**WHAT TO DO**
Your task is to repeat all of the material exactly.

**GIVEN RECORDS**
## START

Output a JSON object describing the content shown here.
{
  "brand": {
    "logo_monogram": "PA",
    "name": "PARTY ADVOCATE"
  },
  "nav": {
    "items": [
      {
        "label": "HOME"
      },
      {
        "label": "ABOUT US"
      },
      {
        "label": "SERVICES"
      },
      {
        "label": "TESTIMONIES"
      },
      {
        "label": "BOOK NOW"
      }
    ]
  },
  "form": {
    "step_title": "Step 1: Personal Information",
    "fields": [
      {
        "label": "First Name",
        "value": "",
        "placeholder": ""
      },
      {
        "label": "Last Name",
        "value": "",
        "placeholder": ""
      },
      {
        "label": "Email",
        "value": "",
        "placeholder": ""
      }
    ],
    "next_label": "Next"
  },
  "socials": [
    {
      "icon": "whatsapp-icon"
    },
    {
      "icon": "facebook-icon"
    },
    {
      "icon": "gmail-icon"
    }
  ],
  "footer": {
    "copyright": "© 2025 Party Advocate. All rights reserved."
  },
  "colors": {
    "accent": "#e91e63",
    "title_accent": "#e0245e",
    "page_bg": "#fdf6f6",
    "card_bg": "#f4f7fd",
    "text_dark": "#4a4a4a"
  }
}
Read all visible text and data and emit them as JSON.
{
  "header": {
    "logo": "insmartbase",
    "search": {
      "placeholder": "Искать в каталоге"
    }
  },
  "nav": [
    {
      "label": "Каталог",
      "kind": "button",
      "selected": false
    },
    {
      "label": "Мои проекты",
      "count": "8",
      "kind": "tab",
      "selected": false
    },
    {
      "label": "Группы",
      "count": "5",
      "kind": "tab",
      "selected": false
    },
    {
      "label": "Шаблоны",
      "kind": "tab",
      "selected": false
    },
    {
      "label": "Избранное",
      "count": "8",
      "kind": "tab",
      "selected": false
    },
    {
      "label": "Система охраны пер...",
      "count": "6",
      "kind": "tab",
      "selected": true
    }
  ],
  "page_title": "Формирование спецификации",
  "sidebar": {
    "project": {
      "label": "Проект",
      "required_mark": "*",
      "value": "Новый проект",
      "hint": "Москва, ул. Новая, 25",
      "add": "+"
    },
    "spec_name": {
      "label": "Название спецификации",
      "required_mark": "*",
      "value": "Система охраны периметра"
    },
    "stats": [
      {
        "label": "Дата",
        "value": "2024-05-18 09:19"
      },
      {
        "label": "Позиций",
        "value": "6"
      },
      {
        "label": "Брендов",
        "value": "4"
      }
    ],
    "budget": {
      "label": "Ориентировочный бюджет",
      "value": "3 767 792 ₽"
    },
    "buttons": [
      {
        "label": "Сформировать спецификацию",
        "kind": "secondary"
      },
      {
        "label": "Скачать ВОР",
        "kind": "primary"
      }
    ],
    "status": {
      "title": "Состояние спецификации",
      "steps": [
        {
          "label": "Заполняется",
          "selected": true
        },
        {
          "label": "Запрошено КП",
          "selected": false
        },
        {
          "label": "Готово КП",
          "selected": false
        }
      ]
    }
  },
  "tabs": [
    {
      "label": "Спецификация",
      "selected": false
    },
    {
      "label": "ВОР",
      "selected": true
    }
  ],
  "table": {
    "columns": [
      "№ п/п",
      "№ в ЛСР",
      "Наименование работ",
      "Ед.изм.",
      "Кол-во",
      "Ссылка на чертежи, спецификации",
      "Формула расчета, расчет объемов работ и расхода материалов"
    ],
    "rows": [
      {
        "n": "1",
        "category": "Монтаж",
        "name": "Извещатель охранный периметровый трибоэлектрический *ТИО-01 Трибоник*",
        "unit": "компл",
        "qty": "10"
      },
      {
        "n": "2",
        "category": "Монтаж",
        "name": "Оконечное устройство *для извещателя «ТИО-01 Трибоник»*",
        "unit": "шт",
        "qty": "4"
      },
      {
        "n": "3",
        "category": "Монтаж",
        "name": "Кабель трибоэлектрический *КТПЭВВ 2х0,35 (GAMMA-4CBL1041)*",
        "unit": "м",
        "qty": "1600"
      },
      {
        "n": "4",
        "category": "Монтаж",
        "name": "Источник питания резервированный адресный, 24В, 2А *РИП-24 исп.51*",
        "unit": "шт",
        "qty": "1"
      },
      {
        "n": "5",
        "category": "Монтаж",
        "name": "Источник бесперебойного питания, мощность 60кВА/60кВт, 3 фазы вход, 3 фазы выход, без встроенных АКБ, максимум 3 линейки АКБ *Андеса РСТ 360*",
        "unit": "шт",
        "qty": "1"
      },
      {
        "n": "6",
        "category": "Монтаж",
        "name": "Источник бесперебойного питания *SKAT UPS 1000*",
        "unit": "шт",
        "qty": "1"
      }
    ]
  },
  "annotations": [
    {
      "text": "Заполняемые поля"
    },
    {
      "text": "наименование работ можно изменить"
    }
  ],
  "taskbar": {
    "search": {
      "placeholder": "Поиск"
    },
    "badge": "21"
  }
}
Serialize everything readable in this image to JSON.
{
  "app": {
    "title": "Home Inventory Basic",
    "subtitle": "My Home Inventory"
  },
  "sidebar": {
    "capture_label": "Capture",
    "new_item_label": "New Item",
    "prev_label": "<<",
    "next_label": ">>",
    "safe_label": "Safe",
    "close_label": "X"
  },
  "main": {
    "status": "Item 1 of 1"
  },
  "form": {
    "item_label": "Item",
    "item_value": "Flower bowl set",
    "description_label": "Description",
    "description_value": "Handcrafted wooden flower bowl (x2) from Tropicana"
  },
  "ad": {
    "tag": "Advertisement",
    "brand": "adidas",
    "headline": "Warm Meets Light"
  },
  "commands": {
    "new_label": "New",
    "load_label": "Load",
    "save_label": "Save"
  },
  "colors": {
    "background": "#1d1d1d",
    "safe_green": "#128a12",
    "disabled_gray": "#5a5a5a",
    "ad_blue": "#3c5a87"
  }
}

## END

**FINISHED EXERCISE**
Output a JSON object describing the content shown here.
{
  "brand": {
    "logo_monogram": "PA",
    "name": "PARTY ADVOCATE"
  },
  "nav": {
    "items": [
      {
        "label": "HOME"
      },
      {
        "label": "ABOUT US"
      },
      {
        "label": "SERVICES"
      },
      {
        "label": "TESTIMONIES"
      },
      {
        "label": "BOOK NOW"
      }
    ]
  },
  "form": {
    "step_title": "Step 1: Personal Information",
    "fields": [
      {
        "label": "First Name",
        "value": "",
        "placeholder": ""
      },
      {
        "label": "Last Name",
        "value": "",
        "placeholder": ""
      },
      {
        "label": "Email",
        "value": "",
        "placeholder": ""
      }
    ],
    "next_label": "Next"
  },
  "socials": [
    {
      "icon": "whatsapp-icon"
    },
    {
      "icon": "facebook-icon"
    },
    {
      "icon": "gmail-icon"
    }
  ],
  "footer": {
    "copyright": "© 2025 Party Advocate. All rights reserved."
  },
  "colors": {
    "accent": "#e91e63",
    "title_accent": "#e0245e",
    "page_bg": "#fdf6f6",
    "card_bg": "#f4f7fd",
    "text_dark": "#4a4a4a"
  }
}
Read all visible text and data and emit them as JSON.
{
  "header": {
    "logo": "insmartbase",
    "search": {
      "placeholder": "Искать в каталоге"
    }
  },
  "nav": [
    {
      "label": "Каталог",
      "kind": "button",
      "selected": false
    },
    {
      "label": "Мои проекты",
      "count": "8",
      "kind": "tab",
      "selected": false
    },
    {
      "label": "Группы",
      "count": "5",
      "kind": "tab",
      "selected": false
    },
    {
      "label": "Шаблоны",
      "kind": "tab",
      "selected": false
    },
    {
      "label": "Избранное",
      "count": "8",
      "kind": "tab",
      "selected": false
    },
    {
      "label": "Система охраны пер...",
      "count": "6",
      "kind": "tab",
      "selected": true
    }
  ],
  "page_title": "Формирование спецификации",
  "sidebar": {
    "project": {
      "label": "Проект",
      "required_mark": "*",
      "value": "Новый проект",
      "hint": "Москва, ул. Новая, 25",
      "add": "+"
    },
    "spec_name": {
      "label": "Название спецификации",
      "required_mark": "*",
      "value": "Система охраны периметра"
    },
    "stats": [
      {
        "label": "Дата",
        "value": "2024-05-18 09:19"
      },
      {
        "label": "Позиций",
        "value": "6"
      },
      {
        "label": "Брендов",
        "value": "4"
      }
    ],
    "budget": {
      "label": "Ориентировочный бюджет",
      "value": "3 767 792 ₽"
    },
    "buttons": [
      {
        "label": "Сформировать спецификацию",
        "kind": "secondary"
      },
      {
        "label": "Скачать ВОР",
        "kind": "primary"
      }
    ],
    "status": {
      "title": "Состояние спецификации",
      "steps": [
        {
          "label": "Заполняется",
          "selected": true
        },
        {
          "label": "Запрошено КП",
          "selected": false
        },
        {
          "label": "Готово КП",
          "selected": false
        }
      ]
    }
  },
  "tabs": [
    {
      "label": "Спецификация",
      "selected": false
    },
    {
      "label": "ВОР",
      "selected": true
    }
  ],
  "table": {
    "columns": [
      "№ п/п",
      "№ в ЛСР",
      "Наименование работ",
      "Ед.изм.",
      "Кол-во",
      "Ссылка на чертежи, спецификации",
      "Формула расчета, расчет объемов работ и расхода материалов"
    ],
    "rows": [
      {
        "n": "1",
        "category": "Монтаж",
        "name": "Извещатель охранный периметровый трибоэлектрический *ТИО-01 Трибоник*",
        "unit": "компл",
        "qty": "10"
      },
      {
        "n": "2",
        "category": "Монтаж",
        "name": "Оконечное устройство *для извещателя «ТИО-01 Трибоник»*",
        "unit": "шт",
        "qty": "4"
      },
      {
        "n": "3",
        "category": "Монтаж",
        "name": "Кабель трибоэлектрический *КТПЭВВ 2х0,35 (GAMMA-4CBL1041)*",
        "unit": "м",
        "qty": "1600"
      },
      {
        "n": "4",
        "category": "Монтаж",
        "name": "Источник питания резервированный адресный, 24В, 2А *РИП-24 исп.51*",
        "unit": "шт",
        "qty": "1"
      },
      {
        "n": "5",
        "category": "Монтаж",
        "name": "Источник бесперебойного питания, мощность 60кВА/60кВт, 3 фазы вход, 3 фазы выход, без встроенных АКБ, максимум 3 линейки АКБ *Андеса РСТ 360*",
        "unit": "шт",
        "qty": "1"
      },
      {
        "n": "6",
        "category": "Монтаж",
        "name": "Источник бесперебойного питания *SKAT UPS 1000*",
        "unit": "шт",
        "qty": "1"
      }
    ]
  },
  "annotations": [
    {
      "text": "Заполняемые поля"
    },
    {
      "text": "наименование работ можно изменить"
    }
  ],
  "taskbar": {
    "search": {
      "placeholder": "Поиск"
    },
    "badge": "21"
  }
}
Serialize everything readable in this image to JSON.
{
  "app": {
    "title": "Home Inventory Basic",
    "subtitle": "My Home Inventory"
  },
  "sidebar": {
    "capture_label": "Capture",
    "new_item_label": "New Item",
    "prev_label": "<<",
    "next_label": ">>",
    "safe_label": "Safe",
    "close_label": "X"
  },
  "main": {
    "status": "Item 1 of 1"
  },
  "form": {
    "item_label": "Item",
    "item_value": "Flower bowl set",
    "description_label": "Description",
    "description_value": "Handcrafted wooden flower bowl (x2) from Tropicana"
  },
  "ad": {
    "tag": "Advertisement",
    "brand": "adidas",
    "headline": "Warm Meets Light"
  },
  "commands": {
    "new_label": "New",
    "load_label": "Load",
    "save_label": "Save"
  },
  "colors": {
    "background": "#1d1d1d",
    "safe_green": "#128a12",
    "disabled_gray": "#5a5a5a",
    "ad_blue": "#3c5a87"
  }
}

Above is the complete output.